The old red hills of home?

On Jason Robert Brown’s PARADE with Broadway’s (the University of Michigan School of Music Theatre and Dance’s) Frannie Walton.

I recently sat down (over text) with my colleague Frannie Walton, who was notoriously born and raised in the state of Georgia; We discussed the opening number of Jason Robert Brown’s hit musical PARADE (which dramatizes via scene and song the events that led to the lynching of Leo Frank) titled “the old red hills of home.” I took a guerilla approach to the interview, meaning she had no idea she was on the record, in order to get genuine responses from her. Our conversation went as follows.

Nini: Does Georgia have red hills?

Frannie: Yes Linda 
         Autocorrect.
         Kinda.

Nini: What are the red hills like
      Very red?

Frannie: Not really.
	 More rust. 

Nini: Are they called the Red 
      Hills… Or?

Frannie: No.

Nini: Are they all over?

Frannie: No. 
         Its just that especially 
         in north Georgia we have a 
         lot of red clay and  
         red dirt so the mountains 
         and stuff are red.

**********

WRITTEN PROBLEM A: Turn the lines of the diagram set records into a Markdown table with the columns Row and Line, one row per line and no rows for blank lines. Leave the pictures out.
WRITTEN PROBLEM B: Go on with the interview about Georgia's red hills, starting after its last line.
The interview and the records come from two unrelated sources.

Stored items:
**********

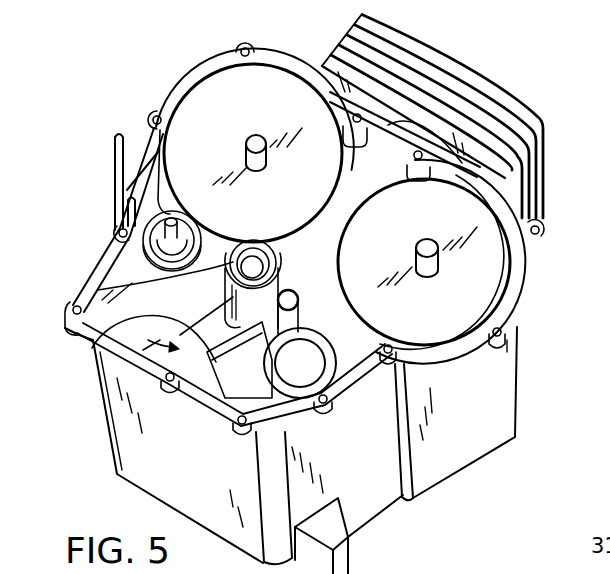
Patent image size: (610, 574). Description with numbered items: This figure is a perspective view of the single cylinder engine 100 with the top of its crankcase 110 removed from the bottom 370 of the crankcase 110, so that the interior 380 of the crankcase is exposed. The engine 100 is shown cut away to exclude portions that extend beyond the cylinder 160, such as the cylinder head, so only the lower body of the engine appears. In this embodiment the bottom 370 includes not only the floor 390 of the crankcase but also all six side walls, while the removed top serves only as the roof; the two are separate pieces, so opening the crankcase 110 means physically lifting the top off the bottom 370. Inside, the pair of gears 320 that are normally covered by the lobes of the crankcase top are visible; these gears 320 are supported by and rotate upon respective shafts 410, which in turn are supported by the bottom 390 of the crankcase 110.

The single cylinder engine 100 is at (103, 48).
The crankcase 110 is at (100, 398).
The cylinder 160 is at (470, 68).
The pair of gears 320 is at (197, 98).
The bottom of the crankcase 370 is at (117, 474).
The interior of the crankcase 380 is at (143, 350).
The floor of the crankcase 390 is at (93, 348).
The shafts 410 is at (134, 282).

**********

TASK ANSWER A:
| Row | Line |
|---|---|
| 1 | Patent image size: (610, 574). Description with numbered items: This figure is a perspective view of the single cylinder engine 100 with the top of its crankcase 110 removed from the bottom 370 of the crankcase 110, so that the interior 380 of the crankcase is exposed. The engine 100 is shown cut away to exclude portions that extend beyond the cylinder 160, such as the cylinder head, so only the lower body of the engine appears. In this embodiment the bottom 370 includes not only the floor 390 of the crankcase but also all six side walls, while the removed top serves only as the roof; the two are separate pieces, so opening the crankcase 110 means physically lifting the top off the bottom 370. Inside, the pair of gears 320 that are normally covered by the lobes of the crankcase top are visible; these gears 320 are supported by and rotate upon respective shafts 410, which in turn are supported by the bottom 390 of the crankcase 110. |
| 2 | The single cylinder engine 100 is at (103, 48). |
| 3 | The crankcase 110 is at (100, 398). |
| 4 | The cylinder 160 is at (470, 68). |
| 5 | The pair of gears 320 is at (197, 98). |
| 6 | The bottom of the crankcase 370 is at (117, 474). |
| 7 | The interior of the crankcase 380 is at (143, 350). |
| 8 | The floor of the crankcase 390 is at (93, 348). |
| 9 | The shafts 410 is at (134, 282). |

TASK ANSWER B:
Nini: Okay Well
      Why did Jason Robert Brown 
      write that opening number 
      then?

Frannie: Because he’s a freak.

Nini: “We gave our lives for the 
       old hills of Georgia, the 
       old red hills of home”  ????

Frannie: Like yeah, there’s red 
         Georgia clay so some hills 
         are red.

Nini: But he was exaggerating a  
      little bit like
      Georgia hills arent 
      characteristically red
      for the most part…

Frannie: No theyre not. 

Nini: Does it bother you that he 
      wrote that?

Frannie: Not really. 
         I feel like he could 
         appropriate my culture 
         worse.

Nini: Okay.
      Do you feel like if you hated 
      JRB for another reason you 
      would add this on?

Frannie: Yes.

Nini: Like “Oh and by the way, the 
      hills arent red 
      motherfucker.”

Frannie: Is this an interview for 
         Class Clowns?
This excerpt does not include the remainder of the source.